Restate the listing below word for word, omitting any images.
+++
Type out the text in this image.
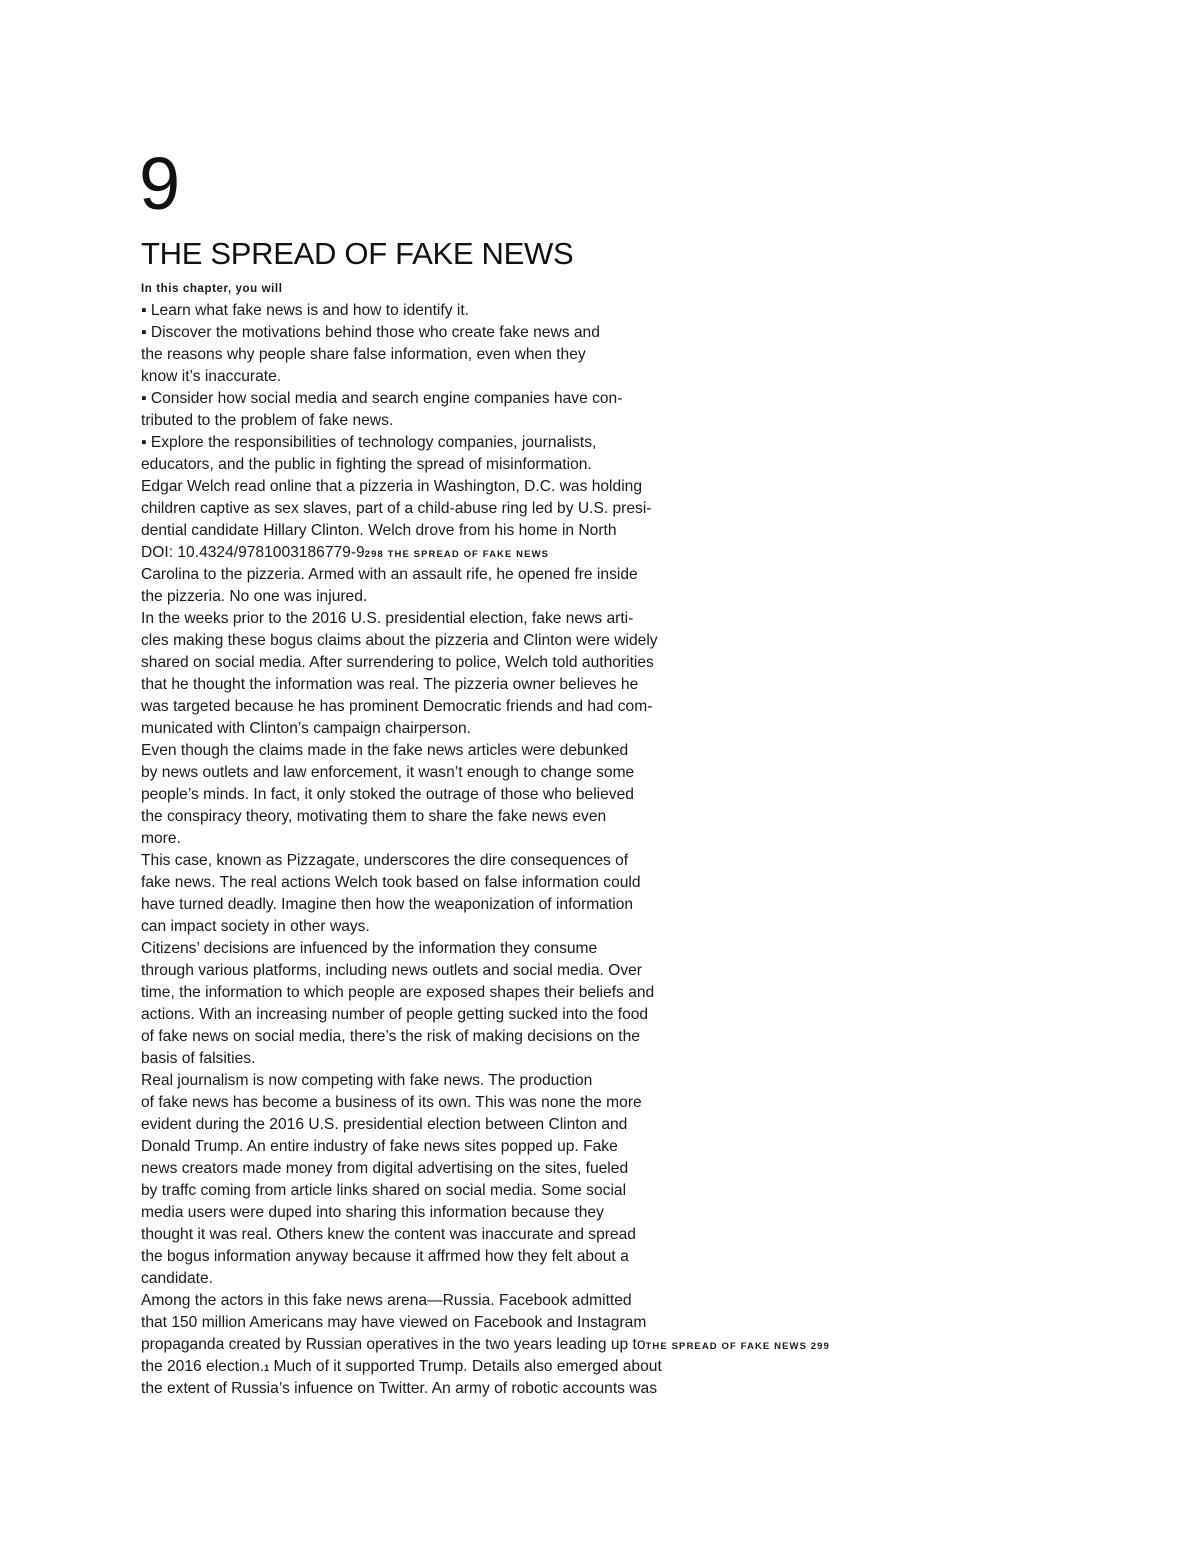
9
THE SPREAD OF FAKE NEWS
In this chapter, you will
▪ Learn what fake news is and how to identify it.
▪ Discover the motivations behind those who create fake news and
the reasons why people share false information, even when they
know it’s inaccurate.
▪ Consider how social media and search engine companies have con-
tributed to the problem of fake news.
▪ Explore the responsibilities of technology companies, journalists,
educators, and the public in fighting the spread of misinformation.
Edgar Welch read online that a pizzeria in Washington, D.C. was holding
children captive as sex slaves, part of a child-abuse ring led by U.S. presi-
dential candidate Hillary Clinton. Welch drove from his home in North
DOI: 10.4324/9781003186779-9298 THE SPREAD OF FAKE NEWS
Carolina to the pizzeria. Armed with an assault rife, he opened fre inside
the pizzeria. No one was injured.
In the weeks prior to the 2016 U.S. presidential election, fake news arti-
cles making these bogus claims about the pizzeria and Clinton were widely
shared on social media. After surrendering to police, Welch told authorities
that he thought the information was real. The pizzeria owner believes he
was targeted because he has prominent Democratic friends and had com-
municated with Clinton’s campaign chairperson.
Even though the claims made in the fake news articles were debunked
by news outlets and law enforcement, it wasn’t enough to change some
people’s minds. In fact, it only stoked the outrage of those who believed
the conspiracy theory, motivating them to share the fake news even
more.
This case, known as Pizzagate, underscores the dire consequences of
fake news. The real actions Welch took based on false information could
have turned deadly. Imagine then how the weaponization of information
can impact society in other ways.
Citizens’ decisions are infuenced by the information they consume
through various platforms, including news outlets and social media. Over
time, the information to which people are exposed shapes their beliefs and
actions. With an increasing number of people getting sucked into the food
of fake news on social media, there’s the risk of making decisions on the
basis of falsities.
Real journalism is now competing with fake news. The production
of fake news has become a business of its own. This was none the more
evident during the 2016 U.S. presidential election between Clinton and
Donald Trump. An entire industry of fake news sites popped up. Fake
news creators made money from digital advertising on the sites, fueled
by traffc coming from article links shared on social media. Some social
media users were duped into sharing this information because they
thought it was real. Others knew the content was inaccurate and spread
the bogus information anyway because it affrmed how they felt about a
candidate.
Among the actors in this fake news arena—Russia. Facebook admitted
that 150 million Americans may have viewed on Facebook and Instagram
propaganda created by Russian operatives in the two years leading up toTHE SPREAD OF FAKE NEWS 299
the 2016 election.1 Much of it supported Trump. Details also emerged about
the extent of Russia’s infuence on Twitter. An army of robotic accounts was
+++
REPLY:
Type out the text in this image.
9
THE SPREAD OF FAKE NEWS
In this chapter, you will
▪ Learn what fake news is and how to identify it.
▪ Discover the motivations behind those who create fake news and
the reasons why people share false information, even when they
know it’s inaccurate.
▪ Consider how social media and search engine companies have con-
tributed to the problem of fake news.
▪ Explore the responsibilities of technology companies, journalists,
educators, and the public in fighting the spread of misinformation.
Edgar Welch read online that a pizzeria in Washington, D.C. was holding
children captive as sex slaves, part of a child-abuse ring led by U.S. presi-
dential candidate Hillary Clinton. Welch drove from his home in North
DOI: 10.4324/9781003186779-9298 THE SPREAD OF FAKE NEWS
Carolina to the pizzeria. Armed with an assault rife, he opened fre inside
the pizzeria. No one was injured.
In the weeks prior to the 2016 U.S. presidential election, fake news arti-
cles making these bogus claims about the pizzeria and Clinton were widely
shared on social media. After surrendering to police, Welch told authorities
that he thought the information was real. The pizzeria owner believes he
was targeted because he has prominent Democratic friends and had com-
municated with Clinton’s campaign chairperson.
Even though the claims made in the fake news articles were debunked
by news outlets and law enforcement, it wasn’t enough to change some
people’s minds. In fact, it only stoked the outrage of those who believed
the conspiracy theory, motivating them to share the fake news even
more.
This case, known as Pizzagate, underscores the dire consequences of
fake news. The real actions Welch took based on false information could
have turned deadly. Imagine then how the weaponization of information
can impact society in other ways.
Citizens’ decisions are infuenced by the information they consume
through various platforms, including news outlets and social media. Over
time, the information to which people are exposed shapes their beliefs and
actions. With an increasing number of people getting sucked into the food
of fake news on social media, there’s the risk of making decisions on the
basis of falsities.
Real journalism is now competing with fake news. The production
of fake news has become a business of its own. This was none the more
evident during the 2016 U.S. presidential election between Clinton and
Donald Trump. An entire industry of fake news sites popped up. Fake
news creators made money from digital advertising on the sites, fueled
by traffc coming from article links shared on social media. Some social
media users were duped into sharing this information because they
thought it was real. Others knew the content was inaccurate and spread
the bogus information anyway because it affrmed how they felt about a
candidate.
Among the actors in this fake news arena—Russia. Facebook admitted
that 150 million Americans may have viewed on Facebook and Instagram
propaganda created by Russian operatives in the two years leading up toTHE SPREAD OF FAKE NEWS 299
the 2016 election.1 Much of it supported Trump. Details also emerged about
the extent of Russia’s infuence on Twitter. An army of robotic accounts was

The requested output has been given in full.